**EXTRACTED TEXT**:
________

Today started with awkward silence, but by the end of the three hour workshops, the room was filled with positive energy and the noise of creativity and ambition. Forward we march.
Mohsin Mohi Ud Din
The workshops I am embarking on would not be possible without the help of my main facilitator Manal and the volunteers at the Family Guidance Awareness Center in Zarqa: Manahil, Noor and Ayoub. A special thanks to Sara Demeter for connecting me to FGAC. She has her own organization for empowering youth called: Arts Resource Collaborative for Kids.
Sometimes the universe leads you to places you need to be, and if your eyes and heart are open, sometimes the universe connects you to people to make positive change.
By total accident, I have met two young Syrian and Palestinian artists who have opened an arts center near my apartment in Amman. Their center is called Young Eyes, and it is run by Khaled and Esa. Khaled left Syria after his office was nearly bombed by rebels. Esa has been in Jordan most of his life. His family were forced to leave to Gaza decades ago. Both have put there savings into this arts center.
The center provides a perfect space for putting on an exhibition of the refugees’ work for the local community. The center also provides a great space for conducting my communications workshops.
I am now in talks with Young Eyes to put on an exhibit showcasing the films, talent and content of the refugee youth I am working with in the Zaatari and Zarqa. This is an ambitious task, since I am short on time with the kids and we have yet to start writing and recording their films. My goal now is to have a minimum of 4 short films from the youth in Zaatari and a minimum of 2 films from the youth in Zarqa.

________

**WHAT THIS EXERCISE ASKS**:
- a) Reproduce the workshop passage from "Today started with" through "Forward we march.", substituting "nervous quiet" for "awkward silence".
- b) According to the workshop passage, what is the arts center run by Khaled and Esa called?
The items that follow were taken from a separate source.

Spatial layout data
________

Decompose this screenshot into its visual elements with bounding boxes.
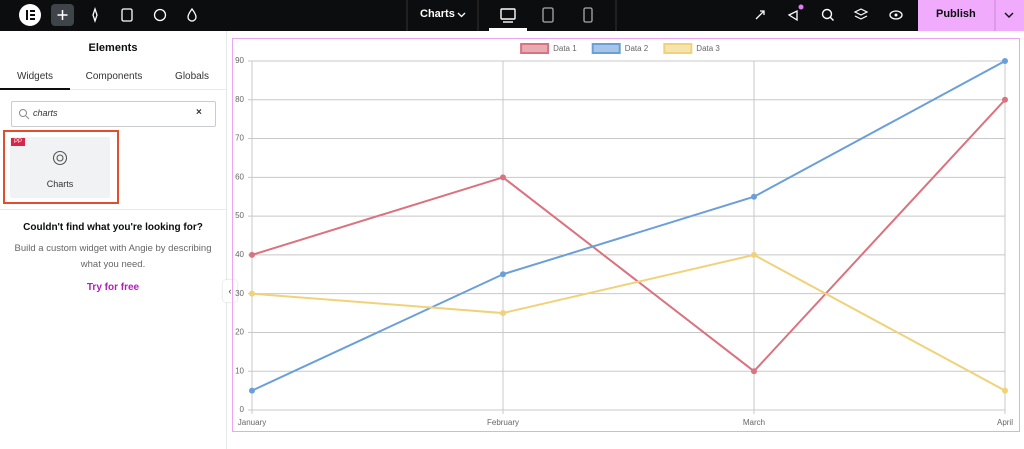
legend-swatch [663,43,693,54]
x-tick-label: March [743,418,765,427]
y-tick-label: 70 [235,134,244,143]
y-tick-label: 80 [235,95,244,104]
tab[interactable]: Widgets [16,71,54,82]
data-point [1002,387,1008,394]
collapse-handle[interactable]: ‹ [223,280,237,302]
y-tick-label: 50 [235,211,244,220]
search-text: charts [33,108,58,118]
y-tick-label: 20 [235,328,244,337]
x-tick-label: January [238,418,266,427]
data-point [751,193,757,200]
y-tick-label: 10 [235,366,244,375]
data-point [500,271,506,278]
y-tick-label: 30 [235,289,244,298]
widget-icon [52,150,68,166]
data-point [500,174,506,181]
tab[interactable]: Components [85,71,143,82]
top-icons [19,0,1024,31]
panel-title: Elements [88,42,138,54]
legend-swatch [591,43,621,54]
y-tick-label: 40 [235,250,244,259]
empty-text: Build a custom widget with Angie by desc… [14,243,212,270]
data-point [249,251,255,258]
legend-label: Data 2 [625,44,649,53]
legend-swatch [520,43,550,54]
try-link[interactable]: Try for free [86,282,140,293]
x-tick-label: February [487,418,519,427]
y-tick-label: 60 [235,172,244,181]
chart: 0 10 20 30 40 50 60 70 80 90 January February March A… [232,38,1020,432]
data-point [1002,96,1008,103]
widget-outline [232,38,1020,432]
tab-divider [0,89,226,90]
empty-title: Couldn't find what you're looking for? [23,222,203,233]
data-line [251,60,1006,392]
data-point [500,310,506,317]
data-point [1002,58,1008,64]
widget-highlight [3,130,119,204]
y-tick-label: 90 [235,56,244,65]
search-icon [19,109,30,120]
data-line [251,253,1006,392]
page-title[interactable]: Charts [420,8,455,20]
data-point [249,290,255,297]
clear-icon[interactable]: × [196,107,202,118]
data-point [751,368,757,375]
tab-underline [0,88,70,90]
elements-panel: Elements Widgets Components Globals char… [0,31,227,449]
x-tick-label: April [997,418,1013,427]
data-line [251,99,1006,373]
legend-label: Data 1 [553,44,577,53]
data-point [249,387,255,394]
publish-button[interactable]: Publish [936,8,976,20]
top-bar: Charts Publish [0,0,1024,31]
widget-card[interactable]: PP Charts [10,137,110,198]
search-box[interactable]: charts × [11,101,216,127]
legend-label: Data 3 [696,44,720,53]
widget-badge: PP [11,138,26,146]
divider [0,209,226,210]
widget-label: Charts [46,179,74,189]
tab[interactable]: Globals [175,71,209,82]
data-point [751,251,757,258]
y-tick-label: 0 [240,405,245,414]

________

**RESULTS BY TASK**:
- a)
Today started with nervous quiet, but by the end of the three hour workshops, the room was filled with positive energy and the noise of creativity and ambition. Forward we march.

- b) Young Eyes